# Goal of the exercise
What follows is a listing; give it again exactly, in its entirety.

# Extracted data
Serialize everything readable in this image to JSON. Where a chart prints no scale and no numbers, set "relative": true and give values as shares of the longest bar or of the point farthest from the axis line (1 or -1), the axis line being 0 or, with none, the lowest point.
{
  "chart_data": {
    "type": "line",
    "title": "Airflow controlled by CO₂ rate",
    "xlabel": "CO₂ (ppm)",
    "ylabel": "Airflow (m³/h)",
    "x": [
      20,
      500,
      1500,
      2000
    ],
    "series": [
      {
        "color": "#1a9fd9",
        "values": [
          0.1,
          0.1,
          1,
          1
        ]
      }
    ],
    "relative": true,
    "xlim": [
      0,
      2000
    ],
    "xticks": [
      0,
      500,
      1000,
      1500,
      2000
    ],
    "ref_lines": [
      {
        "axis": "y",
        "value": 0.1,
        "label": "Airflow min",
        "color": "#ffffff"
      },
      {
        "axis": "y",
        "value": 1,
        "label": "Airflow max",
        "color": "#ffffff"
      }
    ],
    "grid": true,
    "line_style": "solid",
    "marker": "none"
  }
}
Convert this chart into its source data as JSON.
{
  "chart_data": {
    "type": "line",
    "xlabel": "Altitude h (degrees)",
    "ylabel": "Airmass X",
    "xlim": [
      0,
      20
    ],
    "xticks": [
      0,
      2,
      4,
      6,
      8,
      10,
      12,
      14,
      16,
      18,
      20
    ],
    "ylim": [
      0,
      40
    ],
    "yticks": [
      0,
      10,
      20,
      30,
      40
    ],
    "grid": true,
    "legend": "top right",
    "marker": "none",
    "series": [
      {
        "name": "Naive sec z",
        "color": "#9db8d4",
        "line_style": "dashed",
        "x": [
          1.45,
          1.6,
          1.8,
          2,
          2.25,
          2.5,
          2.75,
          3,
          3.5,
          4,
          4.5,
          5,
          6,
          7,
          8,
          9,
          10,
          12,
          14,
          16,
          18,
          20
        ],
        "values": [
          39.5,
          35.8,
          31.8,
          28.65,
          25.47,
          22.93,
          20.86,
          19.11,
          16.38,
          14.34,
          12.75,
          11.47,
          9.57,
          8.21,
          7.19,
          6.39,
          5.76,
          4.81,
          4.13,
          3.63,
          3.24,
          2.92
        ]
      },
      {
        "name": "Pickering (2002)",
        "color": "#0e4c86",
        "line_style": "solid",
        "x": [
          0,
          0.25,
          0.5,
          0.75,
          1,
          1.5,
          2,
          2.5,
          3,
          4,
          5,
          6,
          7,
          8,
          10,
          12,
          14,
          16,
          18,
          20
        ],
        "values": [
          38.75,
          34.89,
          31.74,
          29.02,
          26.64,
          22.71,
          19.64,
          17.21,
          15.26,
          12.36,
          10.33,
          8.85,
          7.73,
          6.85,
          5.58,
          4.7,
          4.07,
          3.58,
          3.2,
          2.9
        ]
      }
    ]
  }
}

# Answer in full
Serialize everything readable in this image to JSON. Where a chart prints no scale and no numbers, set "relative": true and give values as shares of the longest bar or of the point farthest from the axis line (1 or -1), the axis line being 0 or, with none, the lowest point.
{
  "chart_data": {
    "type": "line",
    "title": "Airflow controlled by CO₂ rate",
    "xlabel": "CO₂ (ppm)",
    "ylabel": "Airflow (m³/h)",
    "x": [
      20,
      500,
      1500,
      2000
    ],
    "series": [
      {
        "color": "#1a9fd9",
        "values": [
          0.1,
          0.1,
          1,
          1
        ]
      }
    ],
    "relative": true,
    "xlim": [
      0,
      2000
    ],
    "xticks": [
      0,
      500,
      1000,
      1500,
      2000
    ],
    "ref_lines": [
      {
        "axis": "y",
        "value": 0.1,
        "label": "Airflow min",
        "color": "#ffffff"
      },
      {
        "axis": "y",
        "value": 1,
        "label": "Airflow max",
        "color": "#ffffff"
      }
    ],
    "grid": true,
    "line_style": "solid",
    "marker": "none"
  }
}
Convert this chart into its source data as JSON.
{
  "chart_data": {
    "type": "line",
    "xlabel": "Altitude h (degrees)",
    "ylabel": "Airmass X",
    "xlim": [
      0,
      20
    ],
    "xticks": [
      0,
      2,
      4,
      6,
      8,
      10,
      12,
      14,
      16,
      18,
      20
    ],
    "ylim": [
      0,
      40
    ],
    "yticks": [
      0,
      10,
      20,
      30,
      40
    ],
    "grid": true,
    "legend": "top right",
    "marker": "none",
    "series": [
      {
        "name": "Naive sec z",
        "color": "#9db8d4",
        "line_style": "dashed",
        "x": [
          1.45,
          1.6,
          1.8,
          2,
          2.25,
          2.5,
          2.75,
          3,
          3.5,
          4,
          4.5,
          5,
          6,
          7,
          8,
          9,
          10,
          12,
          14,
          16,
          18,
          20
        ],
        "values": [
          39.5,
          35.8,
          31.8,
          28.65,
          25.47,
          22.93,
          20.86,
          19.11,
          16.38,
          14.34,
          12.75,
          11.47,
          9.57,
          8.21,
          7.19,
          6.39,
          5.76,
          4.81,
          4.13,
          3.63,
          3.24,
          2.92
        ]
      },
      {
        "name": "Pickering (2002)",
        "color": "#0e4c86",
        "line_style": "solid",
        "x": [
          0,
          0.25,
          0.5,
          0.75,
          1,
          1.5,
          2,
          2.5,
          3,
          4,
          5,
          6,
          7,
          8,
          10,
          12,
          14,
          16,
          18,
          20
        ],
        "values": [
          38.75,
          34.89,
          31.74,
          29.02,
          26.64,
          22.71,
          19.64,
          17.21,
          15.26,
          12.36,
          10.33,
          8.85,
          7.73,
          6.85,
          5.58,
          4.7,
          4.07,
          3.58,
          3.2,
          2.9
        ]
      }
    ]
  }
}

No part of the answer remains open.